* _Goal_:
Set down the data below without change, skipping the pictures it holds.

* _The input_:
:::::
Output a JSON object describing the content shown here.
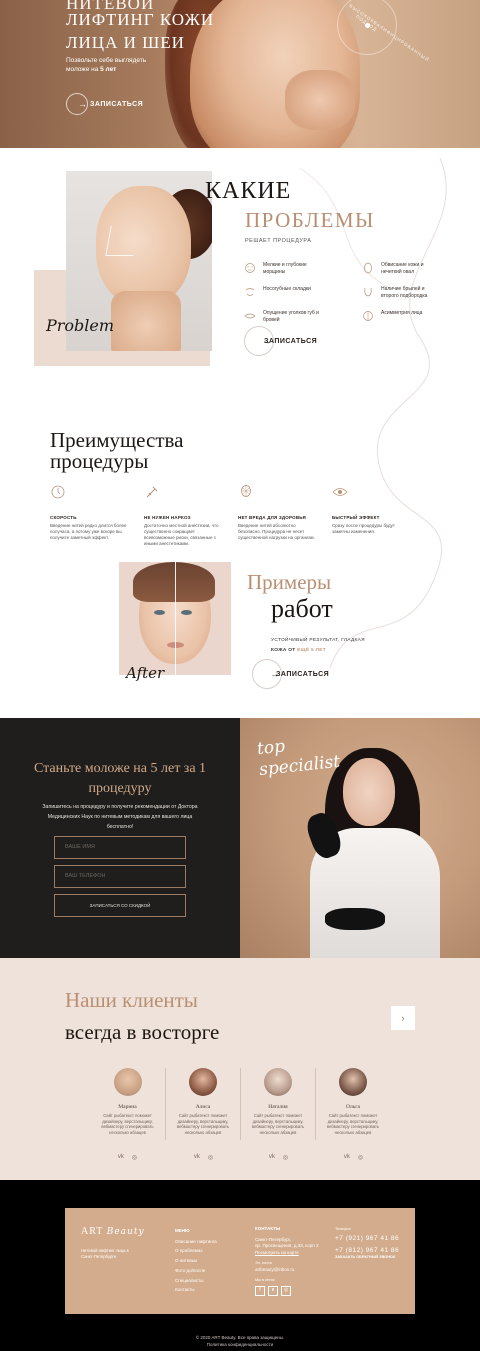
{
  "hero": {
    "title_cut": "НИТЕВОЙ",
    "title_line1": "ЛИФТИНГ КОЖИ",
    "title_line2": "ЛИЦА И ШЕИ",
    "subtitle_prefix": "Позвольте себе выглядеть моложе на",
    "subtitle_bold": "5 лет",
    "button_label": "ЗАПИСАТЬСЯ",
    "badge_text": "ВЫСОКОКВАЛИФИЦИРОВАННЫЙ ПОДХОД"
  },
  "problems": {
    "script_word": "Problem",
    "title_line1": "КАКИЕ",
    "title_line2": "ПРОБЛЕМЫ",
    "subtitle": "РЕШАЕТ ПРОЦЕДУРА",
    "items_left": [
      {
        "icon": "face-wrinkles-icon",
        "text": "Мелкие и глубокие морщины"
      },
      {
        "icon": "nasolabial-icon",
        "text": "Носогубные складки"
      },
      {
        "icon": "lips-icon",
        "text": "Опущение уголков губ и бровей"
      }
    ],
    "items_right": [
      {
        "icon": "face-oval-icon",
        "text": "Обвисание кожи и нечеткий овал"
      },
      {
        "icon": "chin-icon",
        "text": "Наличие брылей и второго подбородка"
      },
      {
        "icon": "asymmetry-icon",
        "text": "Асимметрия лица"
      }
    ],
    "button_label": "ЗАПИСАТЬСЯ"
  },
  "advantages": {
    "title_line1": "Преимущества",
    "title_line2": "процедуры",
    "items": [
      {
        "icon": "clock-icon",
        "heading": "СКОРОСТЬ",
        "text": "Введение нитей редко длится более получаса, а потому уже вскоре вы получите заметный эффект."
      },
      {
        "icon": "syringe-icon",
        "heading": "НЕ НУЖЕН НАРКОЗ",
        "text": "Достаточно местной анестезии, что существенно сокращает всевозможные риски, связанные с иными анестетиками."
      },
      {
        "icon": "face-mesh-icon",
        "heading": "НЕТ ВРЕДА ДЛЯ ЗДОРОВЬЯ",
        "text": "Введение нитей абсолютно безопасно. Процедура не несет существенной нагрузки на организм."
      },
      {
        "icon": "eye-icon",
        "heading": "БЫСТРЫЙ ЭФФЕКТ",
        "text": "Сразу после процедуры будут заметны изменения."
      }
    ]
  },
  "examples": {
    "script_word": "After",
    "title_line1": "Примеры",
    "title_line2": "работ",
    "subtitle_line1": "УСТОЙЧИВЫЙ РЕЗУЛЬТАТ, ГЛАДКАЯ",
    "subtitle_prefix": "КОЖА ОТ",
    "subtitle_accent": "ЕЩЁ 5 ЛЕТ",
    "button_label": "ЗАПИСАТЬСЯ"
  },
  "cta": {
    "title": "Станьте моложе на 5 лет за 1 процедуру",
    "text": "Запишитесь на процедуру и получите рекомендации от Доктора Медицинских Наук по нитевым методикам для вашего лица бесплатно!",
    "name_placeholder": "ВАШЕ ИМЯ",
    "phone_placeholder": "ВАШ ТЕЛЕФОН",
    "submit_label": "ЗАПИСАТЬСЯ СО СКИДКОЙ",
    "script_line1": "top",
    "script_line2": "specialist"
  },
  "clients": {
    "title_line1": "Наши клиенты",
    "title_line2": "всегда в восторге",
    "next_icon": "chevron-right-icon",
    "cards": [
      {
        "name": "Марина",
        "desc": "Сайт рыбатекст поможет дизайнеру, верстальщику, вебмастеру сгенерировать несколько абзацев",
        "color": "#c9a284"
      },
      {
        "name": "Алиса",
        "desc": "Сайт рыбатекст поможет дизайнеру, верстальщику, вебмастеру сгенерировать несколько абзацев",
        "color": "#8c5a45"
      },
      {
        "name": "Наталия",
        "desc": "Сайт рыбатекст поможет дизайнеру, верстальщику, вебмастеру сгенерировать несколько абзацев",
        "color": "#b99d8e"
      },
      {
        "name": "Ольга",
        "desc": "Сайт рыбатекст поможет дизайнеру, верстальщику, вебмастеру сгенерировать несколько абзацев",
        "color": "#7a5849"
      }
    ],
    "social_vk": "vk",
    "social_ig": "◎"
  },
  "footer": {
    "logo_main": "ART",
    "logo_script": "Beauty",
    "tagline": "Нитевой лифтинг лица в Санкт-Петербурге",
    "menu_heading": "МЕНЮ",
    "menu_items": [
      "Описание лифтинга",
      "О проблемах",
      "О нитевых",
      "Фото до/после",
      "Специалисты",
      "Контакты"
    ],
    "contacts_heading": "КОНТАКТЫ",
    "address_line1": "Санкт-Петербург,",
    "address_line2": "пр. Просвещения, д.33, корп 2",
    "map_link": "Посмотреть на карте",
    "email_label": "Эл. почта",
    "email": "artbeauty@inbox.ru",
    "social_label": "Мы в сетях",
    "phones_label": "Телефон",
    "phone1": "+7 (921) 967 41 86",
    "phone2": "+7 (812) 967 41 86",
    "call_link": "ЗАКАЗАТЬ ОБРАТНЫЙ ЗВОНОК",
    "copyright": "© 2020 ART Beauty. Все права защищены.",
    "policy": "Политика конфиденциальности"
  }
}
:::::
* _Output for this task_:
Output a JSON object describing the content shown here.
{
  "hero": {
    "title_cut": "НИТЕВОЙ",
    "title_line1": "ЛИФТИНГ КОЖИ",
    "title_line2": "ЛИЦА И ШЕИ",
    "subtitle_prefix": "Позвольте себе выглядеть моложе на",
    "subtitle_bold": "5 лет",
    "button_label": "ЗАПИСАТЬСЯ",
    "badge_text": "ВЫСОКОКВАЛИФИЦИРОВАННЫЙ ПОДХОД"
  },
  "problems": {
    "script_word": "Problem",
    "title_line1": "КАКИЕ",
    "title_line2": "ПРОБЛЕМЫ",
    "subtitle": "РЕШАЕТ ПРОЦЕДУРА",
    "items_left": [
      {
        "icon": "face-wrinkles-icon",
        "text": "Мелкие и глубокие морщины"
      },
      {
        "icon": "nasolabial-icon",
        "text": "Носогубные складки"
      },
      {
        "icon": "lips-icon",
        "text": "Опущение уголков губ и бровей"
      }
    ],
    "items_right": [
      {
        "icon": "face-oval-icon",
        "text": "Обвисание кожи и нечеткий овал"
      },
      {
        "icon": "chin-icon",
        "text": "Наличие брылей и второго подбородка"
      },
      {
        "icon": "asymmetry-icon",
        "text": "Асимметрия лица"
      }
    ],
    "button_label": "ЗАПИСАТЬСЯ"
  },
  "advantages": {
    "title_line1": "Преимущества",
    "title_line2": "процедуры",
    "items": [
      {
        "icon": "clock-icon",
        "heading": "СКОРОСТЬ",
        "text": "Введение нитей редко длится более получаса, а потому уже вскоре вы получите заметный эффект."
      },
      {
        "icon": "syringe-icon",
        "heading": "НЕ НУЖЕН НАРКОЗ",
        "text": "Достаточно местной анестезии, что существенно сокращает всевозможные риски, связанные с иными анестетиками."
      },
      {
        "icon": "face-mesh-icon",
        "heading": "НЕТ ВРЕДА ДЛЯ ЗДОРОВЬЯ",
        "text": "Введение нитей абсолютно безопасно. Процедура не несет существенной нагрузки на организм."
      },
      {
        "icon": "eye-icon",
        "heading": "БЫСТРЫЙ ЭФФЕКТ",
        "text": "Сразу после процедуры будут заметны изменения."
      }
    ]
  },
  "examples": {
    "script_word": "After",
    "title_line1": "Примеры",
    "title_line2": "работ",
    "subtitle_line1": "УСТОЙЧИВЫЙ РЕЗУЛЬТАТ, ГЛАДКАЯ",
    "subtitle_prefix": "КОЖА ОТ",
    "subtitle_accent": "ЕЩЁ 5 ЛЕТ",
    "button_label": "ЗАПИСАТЬСЯ"
  },
  "cta": {
    "title": "Станьте моложе на 5 лет за 1 процедуру",
    "text": "Запишитесь на процедуру и получите рекомендации от Доктора Медицинских Наук по нитевым методикам для вашего лица бесплатно!",
    "name_placeholder": "ВАШЕ ИМЯ",
    "phone_placeholder": "ВАШ ТЕЛЕФОН",
    "submit_label": "ЗАПИСАТЬСЯ СО СКИДКОЙ",
    "script_line1": "top",
    "script_line2": "specialist"
  },
  "clients": {
    "title_line1": "Наши клиенты",
    "title_line2": "всегда в восторге",
    "next_icon": "chevron-right-icon",
    "cards": [
      {
        "name": "Марина",
        "desc": "Сайт рыбатекст поможет дизайнеру, верстальщику, вебмастеру сгенерировать несколько абзацев",
        "color": "#c9a284"
      },
      {
        "name": "Алиса",
        "desc": "Сайт рыбатекст поможет дизайнеру, верстальщику, вебмастеру сгенерировать несколько абзацев",
        "color": "#8c5a45"
      },
      {
        "name": "Наталия",
        "desc": "Сайт рыбатекст поможет дизайнеру, верстальщику, вебмастеру сгенерировать несколько абзацев",
        "color": "#b99d8e"
      },
      {
        "name": "Ольга",
        "desc": "Сайт рыбатекст поможет дизайнеру, верстальщику, вебмастеру сгенерировать несколько абзацев",
        "color": "#7a5849"
      }
    ],
    "social_vk": "vk",
    "social_ig": "◎"
  },
  "footer": {
    "logo_main": "ART",
    "logo_script": "Beauty",
    "tagline": "Нитевой лифтинг лица в Санкт-Петербурге",
    "menu_heading": "МЕНЮ",
    "menu_items": [
      "Описание лифтинга",
      "О проблемах",
      "О нитевых",
      "Фото до/после",
      "Специалисты",
      "Контакты"
    ],
    "contacts_heading": "КОНТАКТЫ",
    "address_line1": "Санкт-Петербург,",
    "address_line2": "пр. Просвещения, д.33, корп 2",
    "map_link": "Посмотреть на карте",
    "email_label": "Эл. почта",
    "email": "artbeauty@inbox.ru",
    "social_label": "Мы в сетях",
    "phones_label": "Телефон",
    "phone1": "+7 (921) 967 41 86",
    "phone2": "+7 (812) 967 41 86",
    "call_link": "ЗАКАЗАТЬ ОБРАТНЫЙ ЗВОНОК",
    "copyright": "© 2020 ART Beauty. Все права защищены.",
    "policy": "Политика конфиденциальности"
  }
}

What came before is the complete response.